[Collection entries]
****************

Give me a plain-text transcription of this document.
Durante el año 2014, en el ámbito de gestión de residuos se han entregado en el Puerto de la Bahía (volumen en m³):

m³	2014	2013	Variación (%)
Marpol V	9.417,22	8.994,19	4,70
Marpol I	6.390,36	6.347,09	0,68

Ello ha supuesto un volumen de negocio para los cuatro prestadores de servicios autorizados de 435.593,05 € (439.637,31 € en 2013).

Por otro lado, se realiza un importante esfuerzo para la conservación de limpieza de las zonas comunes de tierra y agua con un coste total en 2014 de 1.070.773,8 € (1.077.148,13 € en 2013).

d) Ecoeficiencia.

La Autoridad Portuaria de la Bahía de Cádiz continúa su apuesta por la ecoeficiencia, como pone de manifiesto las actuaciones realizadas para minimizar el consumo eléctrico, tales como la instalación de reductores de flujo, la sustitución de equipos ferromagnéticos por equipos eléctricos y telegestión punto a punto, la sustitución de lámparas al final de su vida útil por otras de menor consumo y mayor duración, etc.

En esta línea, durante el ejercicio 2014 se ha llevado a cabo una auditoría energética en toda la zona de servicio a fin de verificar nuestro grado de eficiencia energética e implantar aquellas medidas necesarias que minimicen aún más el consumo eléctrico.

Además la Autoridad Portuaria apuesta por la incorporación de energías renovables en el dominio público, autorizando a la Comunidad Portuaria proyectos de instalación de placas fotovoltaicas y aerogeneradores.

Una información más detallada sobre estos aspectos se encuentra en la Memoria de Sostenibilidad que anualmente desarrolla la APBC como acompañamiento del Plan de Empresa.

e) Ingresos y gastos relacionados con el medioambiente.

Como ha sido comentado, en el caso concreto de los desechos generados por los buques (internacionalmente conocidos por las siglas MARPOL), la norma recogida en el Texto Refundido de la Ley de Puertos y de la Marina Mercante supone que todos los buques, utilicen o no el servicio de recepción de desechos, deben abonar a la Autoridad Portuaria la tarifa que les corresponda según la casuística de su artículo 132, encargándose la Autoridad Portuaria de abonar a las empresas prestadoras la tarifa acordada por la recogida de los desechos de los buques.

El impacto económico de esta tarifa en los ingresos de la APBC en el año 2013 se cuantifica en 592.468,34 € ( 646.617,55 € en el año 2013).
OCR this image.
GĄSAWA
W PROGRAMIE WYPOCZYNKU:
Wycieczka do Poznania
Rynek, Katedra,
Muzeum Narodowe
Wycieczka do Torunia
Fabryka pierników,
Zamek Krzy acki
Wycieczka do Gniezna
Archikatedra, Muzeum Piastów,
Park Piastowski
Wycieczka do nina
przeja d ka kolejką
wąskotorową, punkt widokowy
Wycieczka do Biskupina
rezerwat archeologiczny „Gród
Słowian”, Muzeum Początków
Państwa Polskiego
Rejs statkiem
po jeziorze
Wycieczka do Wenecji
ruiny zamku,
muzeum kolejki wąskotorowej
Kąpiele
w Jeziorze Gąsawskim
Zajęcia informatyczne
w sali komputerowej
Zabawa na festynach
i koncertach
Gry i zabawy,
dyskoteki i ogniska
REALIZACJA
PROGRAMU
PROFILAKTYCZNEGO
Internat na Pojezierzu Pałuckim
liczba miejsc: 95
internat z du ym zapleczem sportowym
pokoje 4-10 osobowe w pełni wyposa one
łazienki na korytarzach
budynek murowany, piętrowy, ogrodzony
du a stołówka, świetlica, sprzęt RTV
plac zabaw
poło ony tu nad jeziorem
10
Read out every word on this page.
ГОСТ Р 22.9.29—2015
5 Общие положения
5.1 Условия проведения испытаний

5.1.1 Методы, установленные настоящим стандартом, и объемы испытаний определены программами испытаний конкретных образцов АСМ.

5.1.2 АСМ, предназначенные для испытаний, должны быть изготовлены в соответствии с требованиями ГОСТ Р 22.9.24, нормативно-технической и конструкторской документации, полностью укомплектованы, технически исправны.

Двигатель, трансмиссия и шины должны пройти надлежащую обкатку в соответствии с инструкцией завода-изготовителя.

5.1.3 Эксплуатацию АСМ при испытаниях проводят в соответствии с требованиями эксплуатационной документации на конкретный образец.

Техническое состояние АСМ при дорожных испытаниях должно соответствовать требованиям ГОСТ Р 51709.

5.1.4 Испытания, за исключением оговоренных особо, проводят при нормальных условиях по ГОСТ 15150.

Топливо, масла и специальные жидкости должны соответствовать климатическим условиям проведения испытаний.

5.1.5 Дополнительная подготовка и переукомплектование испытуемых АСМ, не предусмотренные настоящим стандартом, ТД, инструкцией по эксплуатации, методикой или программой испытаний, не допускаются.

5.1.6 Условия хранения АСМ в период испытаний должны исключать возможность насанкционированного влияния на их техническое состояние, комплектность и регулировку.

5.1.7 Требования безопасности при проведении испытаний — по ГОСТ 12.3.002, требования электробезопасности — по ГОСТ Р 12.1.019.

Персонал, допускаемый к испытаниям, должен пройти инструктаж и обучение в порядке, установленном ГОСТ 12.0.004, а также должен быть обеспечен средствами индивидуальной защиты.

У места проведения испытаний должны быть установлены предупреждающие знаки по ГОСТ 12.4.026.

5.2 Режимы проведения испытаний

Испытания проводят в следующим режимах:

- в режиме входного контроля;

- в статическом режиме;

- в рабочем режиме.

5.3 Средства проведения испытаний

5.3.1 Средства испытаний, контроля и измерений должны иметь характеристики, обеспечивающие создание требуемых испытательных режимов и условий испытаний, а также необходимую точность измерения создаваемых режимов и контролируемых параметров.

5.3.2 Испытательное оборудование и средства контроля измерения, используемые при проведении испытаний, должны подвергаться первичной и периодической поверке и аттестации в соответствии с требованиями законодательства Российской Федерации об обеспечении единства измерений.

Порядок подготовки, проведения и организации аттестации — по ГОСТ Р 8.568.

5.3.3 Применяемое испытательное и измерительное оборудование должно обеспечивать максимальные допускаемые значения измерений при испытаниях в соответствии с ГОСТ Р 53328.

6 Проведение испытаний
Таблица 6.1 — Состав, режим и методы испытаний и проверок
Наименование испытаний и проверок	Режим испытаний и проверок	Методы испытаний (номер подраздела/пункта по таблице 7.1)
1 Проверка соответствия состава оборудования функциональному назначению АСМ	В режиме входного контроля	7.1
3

****************

Aim.
Give back all the records exactly as they stand.

Answer to the exercise.
Give me a plain-text transcription of this document.
Durante el año 2014, en el ámbito de gestión de residuos se han entregado en el Puerto de la Bahía (volumen en m³):

m³	2014	2013	Variación (%)
Marpol V	9.417,22	8.994,19	4,70
Marpol I	6.390,36	6.347,09	0,68

Ello ha supuesto un volumen de negocio para los cuatro prestadores de servicios autorizados de 435.593,05 € (439.637,31 € en 2013).

Por otro lado, se realiza un importante esfuerzo para la conservación de limpieza de las zonas comunes de tierra y agua con un coste total en 2014 de 1.070.773,8 € (1.077.148,13 € en 2013).

d) Ecoeficiencia.

La Autoridad Portuaria de la Bahía de Cádiz continúa su apuesta por la ecoeficiencia, como pone de manifiesto las actuaciones realizadas para minimizar el consumo eléctrico, tales como la instalación de reductores de flujo, la sustitución de equipos ferromagnéticos por equipos eléctricos y telegestión punto a punto, la sustitución de lámparas al final de su vida útil por otras de menor consumo y mayor duración, etc.

En esta línea, durante el ejercicio 2014 se ha llevado a cabo una auditoría energética en toda la zona de servicio a fin de verificar nuestro grado de eficiencia energética e implantar aquellas medidas necesarias que minimicen aún más el consumo eléctrico.

Además la Autoridad Portuaria apuesta por la incorporación de energías renovables en el dominio público, autorizando a la Comunidad Portuaria proyectos de instalación de placas fotovoltaicas y aerogeneradores.

Una información más detallada sobre estos aspectos se encuentra en la Memoria de Sostenibilidad que anualmente desarrolla la APBC como acompañamiento del Plan de Empresa.

e) Ingresos y gastos relacionados con el medioambiente.

Como ha sido comentado, en el caso concreto de los desechos generados por los buques (internacionalmente conocidos por las siglas MARPOL), la norma recogida en el Texto Refundido de la Ley de Puertos y de la Marina Mercante supone que todos los buques, utilicen o no el servicio de recepción de desechos, deben abonar a la Autoridad Portuaria la tarifa que les corresponda según la casuística de su artículo 132, encargándose la Autoridad Portuaria de abonar a las empresas prestadoras la tarifa acordada por la recogida de los desechos de los buques.

El impacto económico de esta tarifa en los ingresos de la APBC en el año 2013 se cuantifica en 592.468,34 € ( 646.617,55 € en el año 2013).
OCR this image.
GĄSAWA
W PROGRAMIE WYPOCZYNKU:
Wycieczka do Poznania
Rynek, Katedra,
Muzeum Narodowe
Wycieczka do Torunia
Fabryka pierników,
Zamek Krzy acki
Wycieczka do Gniezna
Archikatedra, Muzeum Piastów,
Park Piastowski
Wycieczka do nina
przeja d ka kolejką
wąskotorową, punkt widokowy
Wycieczka do Biskupina
rezerwat archeologiczny „Gród
Słowian”, Muzeum Początków
Państwa Polskiego
Rejs statkiem
po jeziorze
Wycieczka do Wenecji
ruiny zamku,
muzeum kolejki wąskotorowej
Kąpiele
w Jeziorze Gąsawskim
Zajęcia informatyczne
w sali komputerowej
Zabawa na festynach
i koncertach
Gry i zabawy,
dyskoteki i ogniska
REALIZACJA
PROGRAMU
PROFILAKTYCZNEGO
Internat na Pojezierzu Pałuckim
liczba miejsc: 95
internat z du ym zapleczem sportowym
pokoje 4-10 osobowe w pełni wyposa one
łazienki na korytarzach
budynek murowany, piętrowy, ogrodzony
du a stołówka, świetlica, sprzęt RTV
plac zabaw
poło ony tu nad jeziorem
10
Read out every word on this page.
ГОСТ Р 22.9.29—2015
5 Общие положения
5.1 Условия проведения испытаний

5.1.1 Методы, установленные настоящим стандартом, и объемы испытаний определены программами испытаний конкретных образцов АСМ.

5.1.2 АСМ, предназначенные для испытаний, должны быть изготовлены в соответствии с требованиями ГОСТ Р 22.9.24, нормативно-технической и конструкторской документации, полностью укомплектованы, технически исправны.

Двигатель, трансмиссия и шины должны пройти надлежащую обкатку в соответствии с инструкцией завода-изготовителя.

5.1.3 Эксплуатацию АСМ при испытаниях проводят в соответствии с требованиями эксплуатационной документации на конкретный образец.

Техническое состояние АСМ при дорожных испытаниях должно соответствовать требованиям ГОСТ Р 51709.

5.1.4 Испытания, за исключением оговоренных особо, проводят при нормальных условиях по ГОСТ 15150.

Топливо, масла и специальные жидкости должны соответствовать климатическим условиям проведения испытаний.

5.1.5 Дополнительная подготовка и переукомплектование испытуемых АСМ, не предусмотренные настоящим стандартом, ТД, инструкцией по эксплуатации, методикой или программой испытаний, не допускаются.

5.1.6 Условия хранения АСМ в период испытаний должны исключать возможность насанкционированного влияния на их техническое состояние, комплектность и регулировку.

5.1.7 Требования безопасности при проведении испытаний — по ГОСТ 12.3.002, требования электробезопасности — по ГОСТ Р 12.1.019.

Персонал, допускаемый к испытаниям, должен пройти инструктаж и обучение в порядке, установленном ГОСТ 12.0.004, а также должен быть обеспечен средствами индивидуальной защиты.

У места проведения испытаний должны быть установлены предупреждающие знаки по ГОСТ 12.4.026.

5.2 Режимы проведения испытаний

Испытания проводят в следующим режимах:

- в режиме входного контроля;

- в статическом режиме;

- в рабочем режиме.

5.3 Средства проведения испытаний

5.3.1 Средства испытаний, контроля и измерений должны иметь характеристики, обеспечивающие создание требуемых испытательных режимов и условий испытаний, а также необходимую точность измерения создаваемых режимов и контролируемых параметров.

5.3.2 Испытательное оборудование и средства контроля измерения, используемые при проведении испытаний, должны подвергаться первичной и периодической поверке и аттестации в соответствии с требованиями законодательства Российской Федерации об обеспечении единства измерений.

Порядок подготовки, проведения и организации аттестации — по ГОСТ Р 8.568.

5.3.3 Применяемое испытательное и измерительное оборудование должно обеспечивать максимальные допускаемые значения измерений при испытаниях в соответствии с ГОСТ Р 53328.

6 Проведение испытаний
Таблица 6.1 — Состав, режим и методы испытаний и проверок
Наименование испытаний и проверок	Режим испытаний и проверок	Методы испытаний (номер подраздела/пункта по таблице 7.1)
1 Проверка соответствия состава оборудования функциональному назначению АСМ	В режиме входного контроля	7.1
3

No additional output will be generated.